Provided information:
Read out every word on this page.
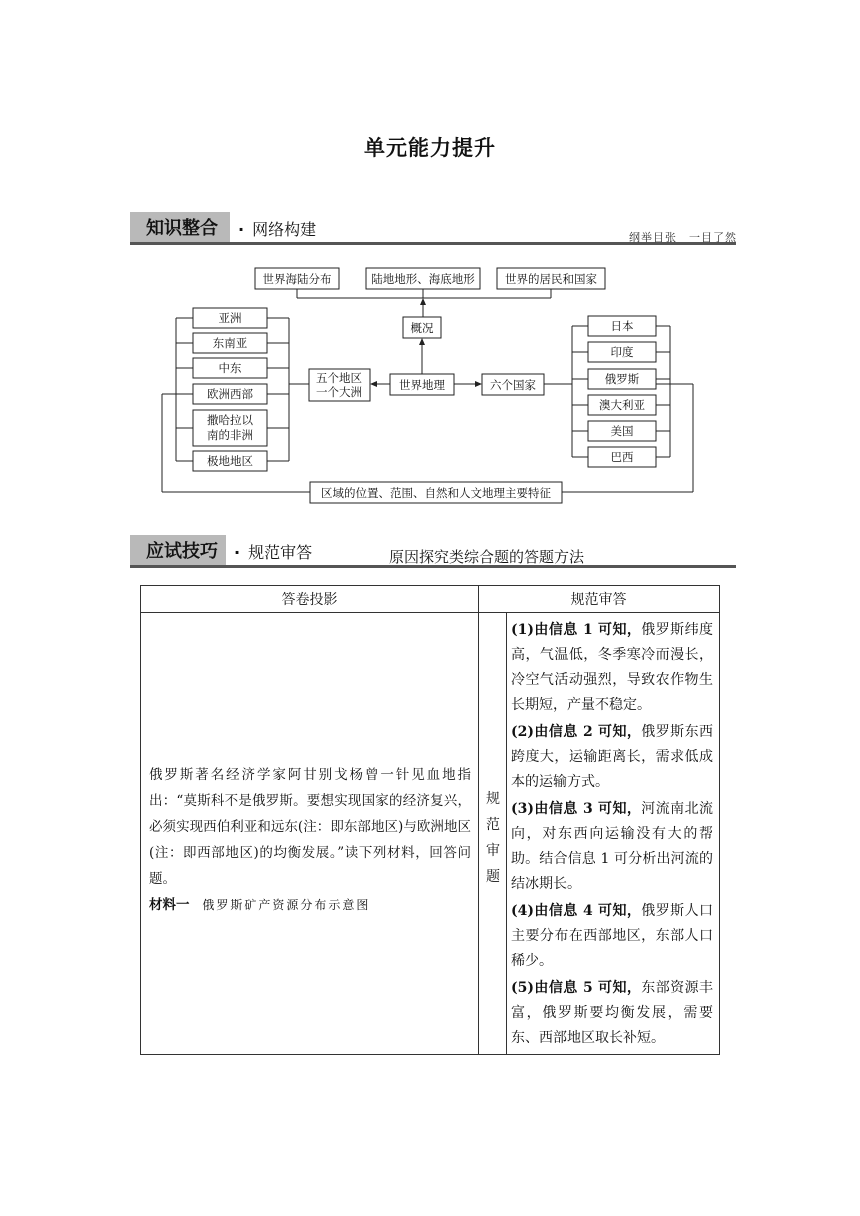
单元能力提升
知识整合	· 网络构建	纲举目张　一目了然
世界海陆分布	陆地地形、海底地形	世界的居民和国家
概况
世界地理
五个地区
一个大洲	六个国家
亚洲
东南亚
中东
欧洲西部
撒哈拉以
南的非洲
极地地区
日本
印度
俄罗斯
澳大利亚
美国
巴西
区域的位置、范围、自然和人文地理主要特征
应试技巧	· 规范审答	原因探究类综合题的答题方法
答卷投影	规范审答
俄罗斯著名经济学家阿甘别戈杨曾一针见血地指出：“莫斯科不是俄罗斯。要想实现国家的经济复兴，必须实现西伯利亚和远东(注：即东部地区)与欧洲地区(注：即西部地区)的均衡发展。”读下列材料，回答问题。
材料一 俄罗斯矿产资源分布示意图
规
范
审
题

(1)由信息 1 可知，俄罗斯纬度高，气温低，冬季寒冷而漫长，冷空气活动强烈，导致农作物生长期短，产量不稳定。

(2)由信息 2 可知，俄罗斯东西跨度大，运输距离长，需求低成本的运输方式。

(3)由信息 3 可知，河流南北流向，对东西向运输没有大的帮助。结合信息 1 可分析出河流的结冰期长。

(4)由信息 4 可知，俄罗斯人口主要分布在西部地区，东部人口稀少。

(5)由信息 5 可知，东部资源丰富，俄罗斯要均衡发展，需要东、西部地区取长补短。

Set task: Copy all the records above exactly, but leave out the pictures.

The solution:
Read out every word on this page.
单元能力提升
知识整合	· 网络构建	纲举目张　一目了然
世界海陆分布	陆地地形、海底地形	世界的居民和国家
概况
世界地理
五个地区
一个大洲	六个国家
亚洲
东南亚
中东
欧洲西部
撒哈拉以
南的非洲
极地地区
日本
印度
俄罗斯
澳大利亚
美国
巴西
区域的位置、范围、自然和人文地理主要特征
应试技巧	· 规范审答	原因探究类综合题的答题方法
答卷投影	规范审答
俄罗斯著名经济学家阿甘别戈杨曾一针见血地指出：“莫斯科不是俄罗斯。要想实现国家的经济复兴，必须实现西伯利亚和远东(注：即东部地区)与欧洲地区(注：即西部地区)的均衡发展。”读下列材料，回答问题。
材料一 俄罗斯矿产资源分布示意图
规
范
审
题

(1)由信息 1 可知，俄罗斯纬度高，气温低，冬季寒冷而漫长，冷空气活动强烈，导致农作物生长期短，产量不稳定。

(2)由信息 2 可知，俄罗斯东西跨度大，运输距离长，需求低成本的运输方式。

(3)由信息 3 可知，河流南北流向，对东西向运输没有大的帮助。结合信息 1 可分析出河流的结冰期长。

(4)由信息 4 可知，俄罗斯人口主要分布在西部地区，东部人口稀少。

(5)由信息 5 可知，东部资源丰富，俄罗斯要均衡发展，需要东、西部地区取长补短。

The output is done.